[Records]
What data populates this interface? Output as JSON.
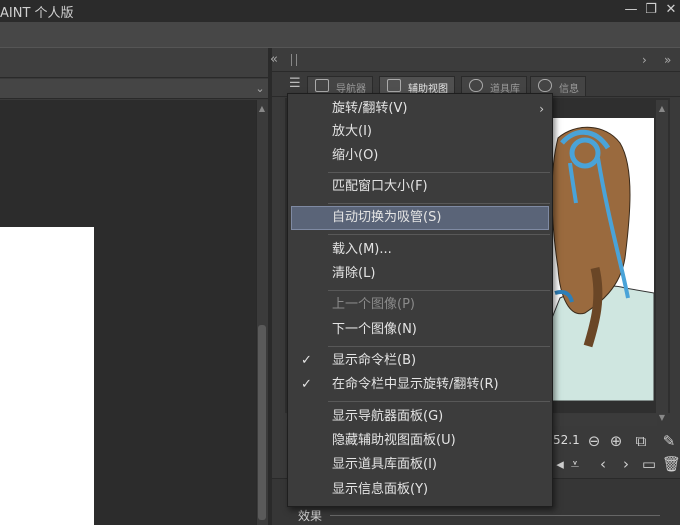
{
  "window": {
    "title": "AINT 个人版",
    "minimize_glyph": "—",
    "restore_glyph": "❐",
    "close_glyph": "✕"
  },
  "right_panel": {
    "collapse_glyph": "«",
    "expand_glyph": "›",
    "more_glyph": "»",
    "tabs": [
      {
        "label": "导航器",
        "active": false
      },
      {
        "label": "辅助视图",
        "active": true
      },
      {
        "label": "道具库",
        "active": false
      },
      {
        "label": "信息",
        "active": false
      }
    ],
    "zoom_value": "52.1",
    "effects_label": "效果"
  },
  "context_menu": {
    "items": [
      {
        "label": "旋转/翻转(V)",
        "submenu": true,
        "enabled": true
      },
      {
        "label": "放大(I)",
        "enabled": true
      },
      {
        "label": "缩小(O)",
        "enabled": true
      },
      {
        "label": "匹配窗口大小(F)",
        "enabled": true
      },
      {
        "label": "自动切换为吸管(S)",
        "enabled": true,
        "highlighted": true
      },
      {
        "label": "载入(M)...",
        "enabled": true
      },
      {
        "label": "清除(L)",
        "enabled": true
      },
      {
        "label": "上一个图像(P)",
        "enabled": false
      },
      {
        "label": "下一个图像(N)",
        "enabled": true
      },
      {
        "label": "显示命令栏(B)",
        "enabled": true,
        "checked": true
      },
      {
        "label": "在命令栏中显示旋转/翻转(R)",
        "enabled": true,
        "checked": true
      },
      {
        "label": "显示导航器面板(G)",
        "enabled": true
      },
      {
        "label": "隐藏辅助视图面板(U)",
        "enabled": true
      },
      {
        "label": "显示道具库面板(I)",
        "enabled": true
      },
      {
        "label": "显示信息面板(Y)",
        "enabled": true
      }
    ],
    "check_glyph": "✓",
    "submenu_glyph": "›"
  },
  "colors": {
    "highlight": "#5a6478",
    "ribbon_blue": "#4aa3d8",
    "hair_brown": "#9a6a3e",
    "robe_mint": "#cfe6e0"
  }
}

== What is asked ==
Images must not appear in the copy; reproduce everything else in the records verbatim.

== Exercise output ==
What data populates this interface? Output as JSON.
{
  "window": {
    "title": "AINT 个人版",
    "minimize_glyph": "—",
    "restore_glyph": "❐",
    "close_glyph": "✕"
  },
  "right_panel": {
    "collapse_glyph": "«",
    "expand_glyph": "›",
    "more_glyph": "»",
    "tabs": [
      {
        "label": "导航器",
        "active": false
      },
      {
        "label": "辅助视图",
        "active": true
      },
      {
        "label": "道具库",
        "active": false
      },
      {
        "label": "信息",
        "active": false
      }
    ],
    "zoom_value": "52.1",
    "effects_label": "效果"
  },
  "context_menu": {
    "items": [
      {
        "label": "旋转/翻转(V)",
        "submenu": true,
        "enabled": true
      },
      {
        "label": "放大(I)",
        "enabled": true
      },
      {
        "label": "缩小(O)",
        "enabled": true
      },
      {
        "label": "匹配窗口大小(F)",
        "enabled": true
      },
      {
        "label": "自动切换为吸管(S)",
        "enabled": true,
        "highlighted": true
      },
      {
        "label": "载入(M)...",
        "enabled": true
      },
      {
        "label": "清除(L)",
        "enabled": true
      },
      {
        "label": "上一个图像(P)",
        "enabled": false
      },
      {
        "label": "下一个图像(N)",
        "enabled": true
      },
      {
        "label": "显示命令栏(B)",
        "enabled": true,
        "checked": true
      },
      {
        "label": "在命令栏中显示旋转/翻转(R)",
        "enabled": true,
        "checked": true
      },
      {
        "label": "显示导航器面板(G)",
        "enabled": true
      },
      {
        "label": "隐藏辅助视图面板(U)",
        "enabled": true
      },
      {
        "label": "显示道具库面板(I)",
        "enabled": true
      },
      {
        "label": "显示信息面板(Y)",
        "enabled": true
      }
    ],
    "check_glyph": "✓",
    "submenu_glyph": "›"
  },
  "colors": {
    "highlight": "#5a6478",
    "ribbon_blue": "#4aa3d8",
    "hair_brown": "#9a6a3e",
    "robe_mint": "#cfe6e0"
  }
}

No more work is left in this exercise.